[START ENTRIES SHOWN]

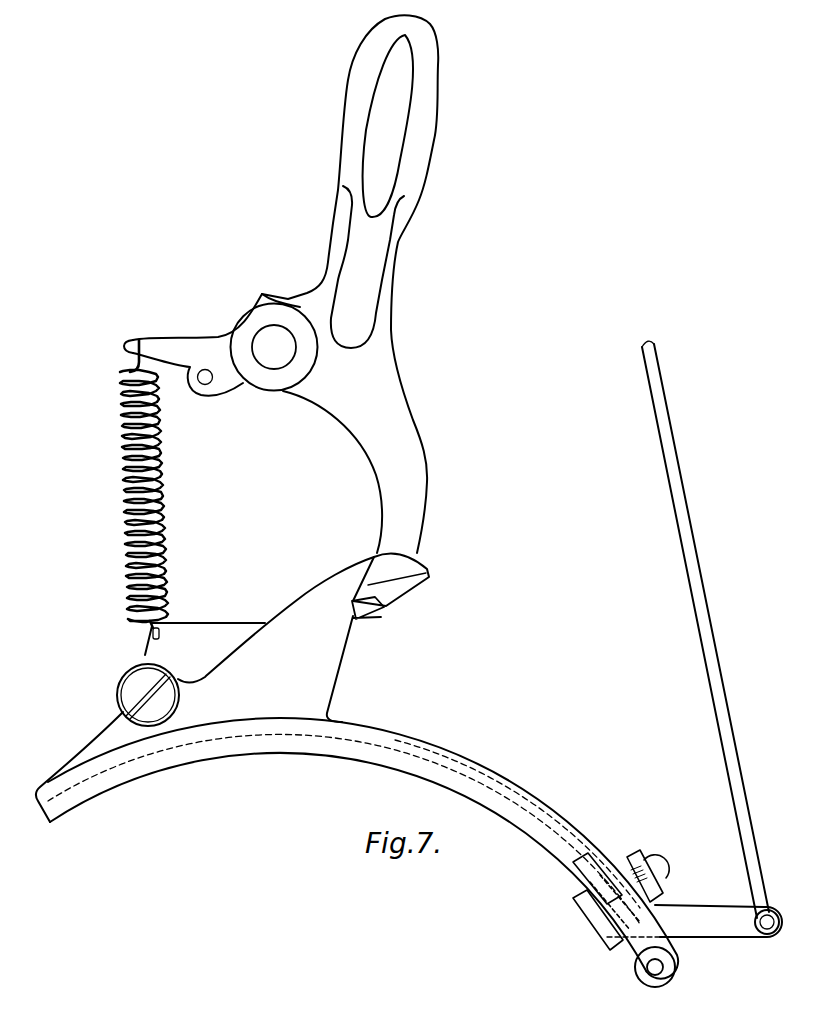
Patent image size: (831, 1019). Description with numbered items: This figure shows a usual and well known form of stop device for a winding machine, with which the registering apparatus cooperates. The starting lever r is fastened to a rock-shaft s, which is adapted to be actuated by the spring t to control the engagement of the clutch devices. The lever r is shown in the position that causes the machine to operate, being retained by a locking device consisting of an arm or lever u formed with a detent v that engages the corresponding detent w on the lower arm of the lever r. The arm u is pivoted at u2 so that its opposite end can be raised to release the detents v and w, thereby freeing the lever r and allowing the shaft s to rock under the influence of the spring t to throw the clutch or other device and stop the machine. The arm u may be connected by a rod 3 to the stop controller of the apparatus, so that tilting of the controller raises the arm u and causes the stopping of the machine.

The starting lever r is at (281, 284).
The rock-shaft s is at (274, 347).
The spring t is at (160, 476).
The arm or lever u is at (205, 689).
The pivot u2 is at (168, 700).
The detent w is at (390, 628).
The detent v is at (378, 619).
The rod 3 is at (706, 633).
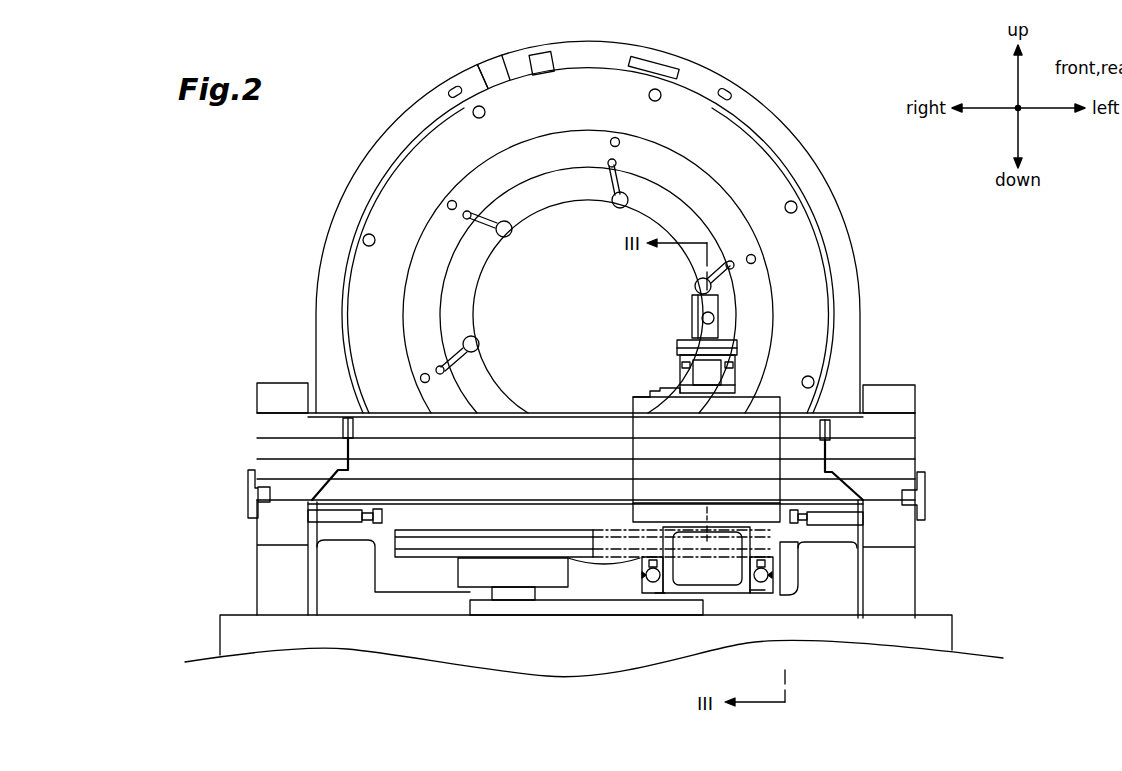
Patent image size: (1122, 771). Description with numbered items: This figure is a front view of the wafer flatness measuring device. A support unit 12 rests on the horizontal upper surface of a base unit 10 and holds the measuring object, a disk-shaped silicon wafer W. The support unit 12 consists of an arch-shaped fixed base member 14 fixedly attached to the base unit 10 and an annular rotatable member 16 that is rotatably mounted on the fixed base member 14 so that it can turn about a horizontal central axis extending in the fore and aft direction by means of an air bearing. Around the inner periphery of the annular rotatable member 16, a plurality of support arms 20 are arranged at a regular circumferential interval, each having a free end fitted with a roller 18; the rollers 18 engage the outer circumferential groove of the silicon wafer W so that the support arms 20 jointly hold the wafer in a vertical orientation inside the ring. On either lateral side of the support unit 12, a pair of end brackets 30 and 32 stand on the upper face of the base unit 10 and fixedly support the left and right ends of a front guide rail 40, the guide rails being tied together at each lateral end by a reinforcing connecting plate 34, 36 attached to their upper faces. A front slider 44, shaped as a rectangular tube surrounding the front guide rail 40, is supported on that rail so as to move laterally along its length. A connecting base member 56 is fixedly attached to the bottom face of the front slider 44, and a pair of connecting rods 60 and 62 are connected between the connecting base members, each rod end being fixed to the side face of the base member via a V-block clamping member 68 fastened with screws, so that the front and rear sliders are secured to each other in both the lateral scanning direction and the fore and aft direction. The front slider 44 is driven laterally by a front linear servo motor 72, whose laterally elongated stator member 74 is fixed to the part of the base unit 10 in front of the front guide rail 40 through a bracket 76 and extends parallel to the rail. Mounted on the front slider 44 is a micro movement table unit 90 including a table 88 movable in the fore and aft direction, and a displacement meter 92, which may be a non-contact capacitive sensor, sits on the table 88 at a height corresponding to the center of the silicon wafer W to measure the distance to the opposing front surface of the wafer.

The base unit 10 is at (941, 614).
The support unit 12 is at (762, 94).
The fixed base member 14 is at (697, 88).
The annular rotatable member 16 is at (723, 145).
The roller 18 is at (628, 203).
The support arm 20 is at (622, 183).
The end bracket 30 is at (270, 582).
The end bracket 32 is at (902, 568).
The reinforcing connecting plate 34 is at (285, 393).
The reinforcing connecting plate 36 is at (900, 395).
The front guide rail 40 is at (548, 416).
The front slider 44 is at (760, 438).
The connecting base member 56 is at (717, 594).
The connecting rod 60 is at (660, 590).
The connecting rod 62 is at (757, 595).
The V-block clamping member 68 is at (643, 590).
The front linear servo motor 72 is at (468, 547).
The stator member 74 is at (557, 545).
The bracket 76 is at (512, 596).
The table 88 is at (735, 341).
The micro movement table unit 90 is at (735, 369).
The displacement meter 92 is at (716, 303).
The silicon wafer W is at (497, 283).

[END ENTRIES SHOWN]

_WRITTEN PROBLEM_
Copy the records above word for word, leaving out the pictures.

_EXPECTED ANSWER_
Patent image size: (831, 1019). Description with numbered items: This figure shows a usual and well known form of stop device for a winding machine, with which the registering apparatus cooperates. The starting lever r is fastened to a rock-shaft s, which is adapted to be actuated by the spring t to control the engagement of the clutch devices. The lever r is shown in the position that causes the machine to operate, being retained by a locking device consisting of an arm or lever u formed with a detent v that engages the corresponding detent w on the lower arm of the lever r. The arm u is pivoted at u2 so that its opposite end can be raised to release the detents v and w, thereby freeing the lever r and allowing the shaft s to rock under the influence of the spring t to throw the clutch or other device and stop the machine. The arm u may be connected by a rod 3 to the stop controller of the apparatus, so that tilting of the controller raises the arm u and causes the stopping of the machine.

The starting lever r is at (281, 284).
The rock-shaft s is at (274, 347).
The spring t is at (160, 476).
The arm or lever u is at (205, 689).
The pivot u2 is at (168, 700).
The detent w is at (390, 628).
The detent v is at (378, 619).
The rod 3 is at (706, 633).
Patent image size: (1122, 771). Description with numbered items: This figure is a front view of the wafer flatness measuring device. A support unit 12 rests on the horizontal upper surface of a base unit 10 and holds the measuring object, a disk-shaped silicon wafer W. The support unit 12 consists of an arch-shaped fixed base member 14 fixedly attached to the base unit 10 and an annular rotatable member 16 that is rotatably mounted on the fixed base member 14 so that it can turn about a horizontal central axis extending in the fore and aft direction by means of an air bearing. Around the inner periphery of the annular rotatable member 16, a plurality of support arms 20 are arranged at a regular circumferential interval, each having a free end fitted with a roller 18; the rollers 18 engage the outer circumferential groove of the silicon wafer W so that the support arms 20 jointly hold the wafer in a vertical orientation inside the ring. On either lateral side of the support unit 12, a pair of end brackets 30 and 32 stand on the upper face of the base unit 10 and fixedly support the left and right ends of a front guide rail 40, the guide rails being tied together at each lateral end by a reinforcing connecting plate 34, 36 attached to their upper faces. A front slider 44, shaped as a rectangular tube surrounding the front guide rail 40, is supported on that rail so as to move laterally along its length. A connecting base member 56 is fixedly attached to the bottom face of the front slider 44, and a pair of connecting rods 60 and 62 are connected between the connecting base members, each rod end being fixed to the side face of the base member via a V-block clamping member 68 fastened with screws, so that the front and rear sliders are secured to each other in both the lateral scanning direction and the fore and aft direction. The front slider 44 is driven laterally by a front linear servo motor 72, whose laterally elongated stator member 74 is fixed to the part of the base unit 10 in front of the front guide rail 40 through a bracket 76 and extends parallel to the rail. Mounted on the front slider 44 is a micro movement table unit 90 including a table 88 movable in the fore and aft direction, and a displacement meter 92, which may be a non-contact capacitive sensor, sits on the table 88 at a height corresponding to the center of the silicon wafer W to measure the distance to the opposing front surface of the wafer.

The base unit 10 is at (941, 614).
The support unit 12 is at (762, 94).
The fixed base member 14 is at (697, 88).
The annular rotatable member 16 is at (723, 145).
The roller 18 is at (628, 203).
The support arm 20 is at (622, 183).
The end bracket 30 is at (270, 582).
The end bracket 32 is at (902, 568).
The reinforcing connecting plate 34 is at (285, 393).
The reinforcing connecting plate 36 is at (900, 395).
The front guide rail 40 is at (548, 416).
The front slider 44 is at (760, 438).
The connecting base member 56 is at (717, 594).
The connecting rod 60 is at (660, 590).
The connecting rod 62 is at (757, 595).
The V-block clamping member 68 is at (643, 590).
The front linear servo motor 72 is at (468, 547).
The stator member 74 is at (557, 545).
The bracket 76 is at (512, 596).
The table 88 is at (735, 341).
The micro movement table unit 90 is at (735, 369).
The displacement meter 92 is at (716, 303).
The silicon wafer W is at (497, 283).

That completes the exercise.